→ EXERCISE
Pull out every line with the word "JSON".

Raw records:
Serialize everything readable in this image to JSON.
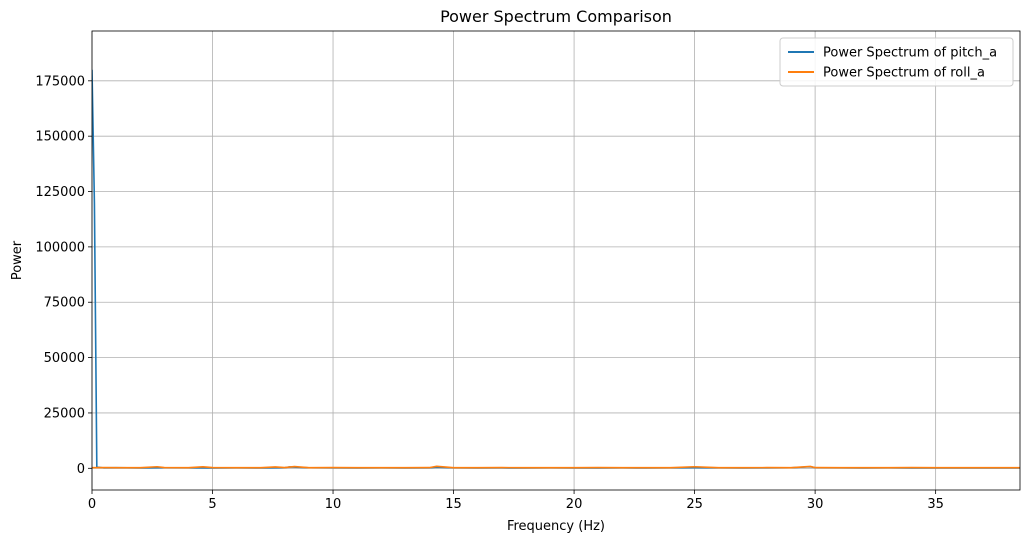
{
  "chart_data": {
    "type": "line",
    "title": "Power Spectrum Comparison",
    "xlabel": "Frequency (Hz)",
    "ylabel": "Power",
    "xlim": [
      0,
      38.5
    ],
    "ylim": [
      -9800,
      197500
    ],
    "xticks": [
      0,
      5,
      10,
      15,
      20,
      25,
      30,
      35
    ],
    "yticks": [
      0,
      25000,
      50000,
      75000,
      100000,
      125000,
      150000,
      175000
    ],
    "xtick_labels": [
      "0",
      "5",
      "10",
      "15",
      "20",
      "25",
      "30",
      "35"
    ],
    "ytick_labels": [
      "0",
      "25000",
      "50000",
      "75000",
      "100000",
      "125000",
      "150000",
      "175000"
    ],
    "grid": true,
    "legend_position": "top-right",
    "series": [
      {
        "name": "Power Spectrum of pitch_a",
        "color": "#1f77b4",
        "x": [
          0,
          0.1,
          0.2,
          0.5,
          1,
          2,
          3,
          4,
          5,
          6,
          7,
          8,
          8.2,
          9,
          10,
          11,
          12,
          13,
          14,
          14.3,
          15,
          16,
          17,
          18,
          19,
          20,
          21,
          22,
          23,
          24,
          25,
          26,
          27,
          28,
          29,
          29.8,
          30,
          31,
          32,
          33,
          34,
          35,
          36,
          37,
          38,
          38.5
        ],
        "y": [
          180000,
          120000,
          500,
          200,
          300,
          150,
          250,
          200,
          180,
          220,
          160,
          300,
          600,
          250,
          200,
          180,
          210,
          170,
          230,
          500,
          190,
          160,
          200,
          150,
          210,
          180,
          170,
          200,
          160,
          190,
          300,
          200,
          180,
          220,
          250,
          700,
          300,
          190,
          170,
          200,
          160,
          180,
          150,
          170,
          160,
          150
        ]
      },
      {
        "name": "Power Spectrum of roll_a",
        "color": "#ff7f0e",
        "x": [
          0,
          0.5,
          1,
          2,
          2.7,
          3,
          4,
          4.6,
          5,
          6,
          7,
          7.6,
          8,
          8.4,
          9,
          10,
          11,
          12,
          13,
          14,
          14.3,
          15,
          16,
          17,
          18,
          19,
          20,
          21,
          22,
          23,
          24,
          25,
          26,
          27,
          28,
          29,
          29.8,
          30,
          31,
          32,
          33,
          34,
          35,
          36,
          37,
          38,
          38.5
        ],
        "y": [
          300,
          350,
          280,
          300,
          700,
          320,
          290,
          650,
          310,
          280,
          300,
          600,
          320,
          800,
          300,
          310,
          290,
          300,
          280,
          310,
          900,
          300,
          290,
          310,
          280,
          300,
          290,
          310,
          280,
          300,
          290,
          700,
          300,
          290,
          310,
          300,
          850,
          310,
          290,
          300,
          280,
          310,
          290,
          300,
          280,
          300,
          290
        ]
      }
    ]
  }
}
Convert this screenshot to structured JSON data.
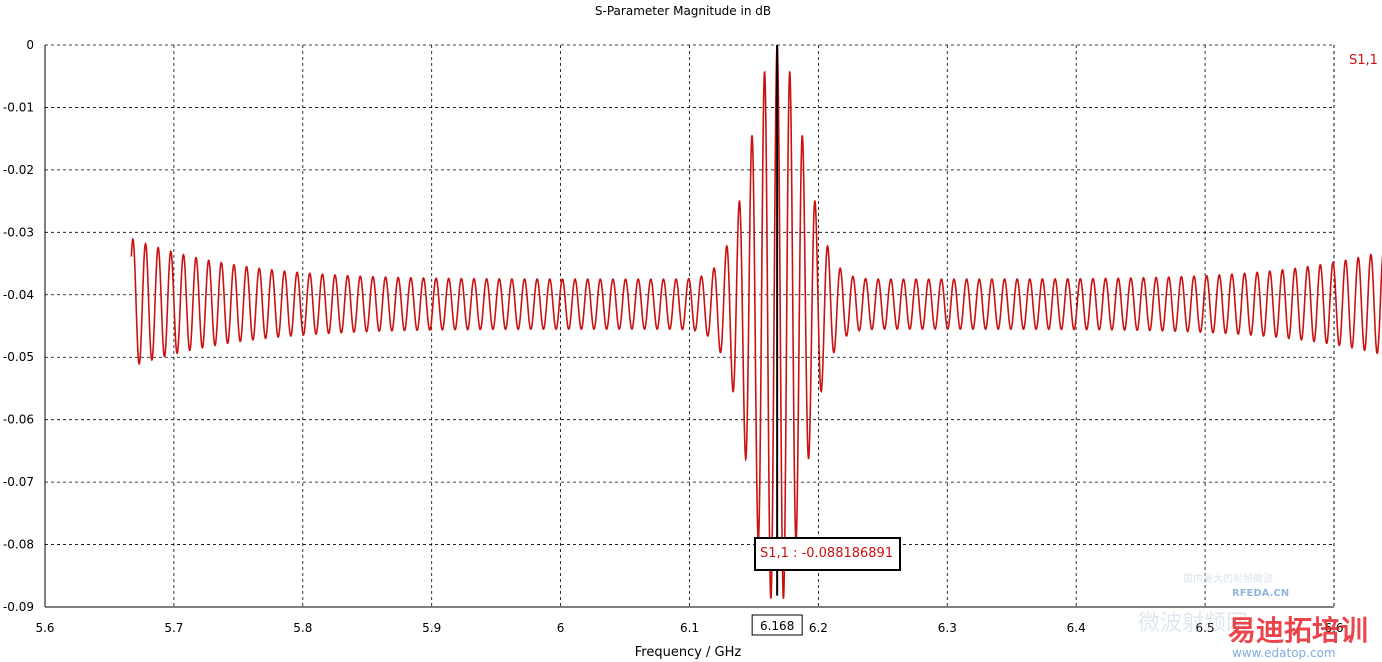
{
  "chart_data": {
    "type": "line",
    "title": "S-Parameter Magnitude in dB",
    "xlabel": "Frequency / GHz",
    "ylabel": "",
    "xlim": [
      5.6,
      6.6
    ],
    "ylim": [
      -0.09,
      0
    ],
    "x_ticks": [
      "5.6",
      "5.7",
      "5.8",
      "5.9",
      "6",
      "6.1",
      "6.2",
      "6.3",
      "6.4",
      "6.5",
      "6.6"
    ],
    "y_ticks": [
      "0",
      "-0.01",
      "-0.02",
      "-0.03",
      "-0.04",
      "-0.05",
      "-0.06",
      "-0.07",
      "-0.08",
      "-0.09"
    ],
    "grid": true,
    "legend_position": "top-right",
    "series": [
      {
        "name": "S1,1",
        "color": "#cc1111",
        "x_start": 5.667,
        "x_end": 6.668,
        "ripple_period": 0.0098,
        "peak_center_x": 6.168,
        "baseline_center_min_y": -0.0375,
        "baseline_center_max_y": -0.0455,
        "baseline_edge_min_y": -0.031,
        "baseline_edge_max_y": -0.0515,
        "center_min_y": 0.0,
        "center_max_y": -0.09
      }
    ],
    "marker": {
      "x": 6.168,
      "x_label": "6.168",
      "label": "S1,1 : -0.088186891",
      "value": -0.088186891
    }
  },
  "watermarks": {
    "site": "RFEDA.CN",
    "brand": "易迪拓培训",
    "url": "www.edatop.com",
    "cn_small": "国内最大的射频微波",
    "cn_large": "微波射频网"
  }
}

→ ANSWER TO THIS PROBLEM
Serialize everything readable in this image to JSON.
Convert this screenshot to structured JSON data.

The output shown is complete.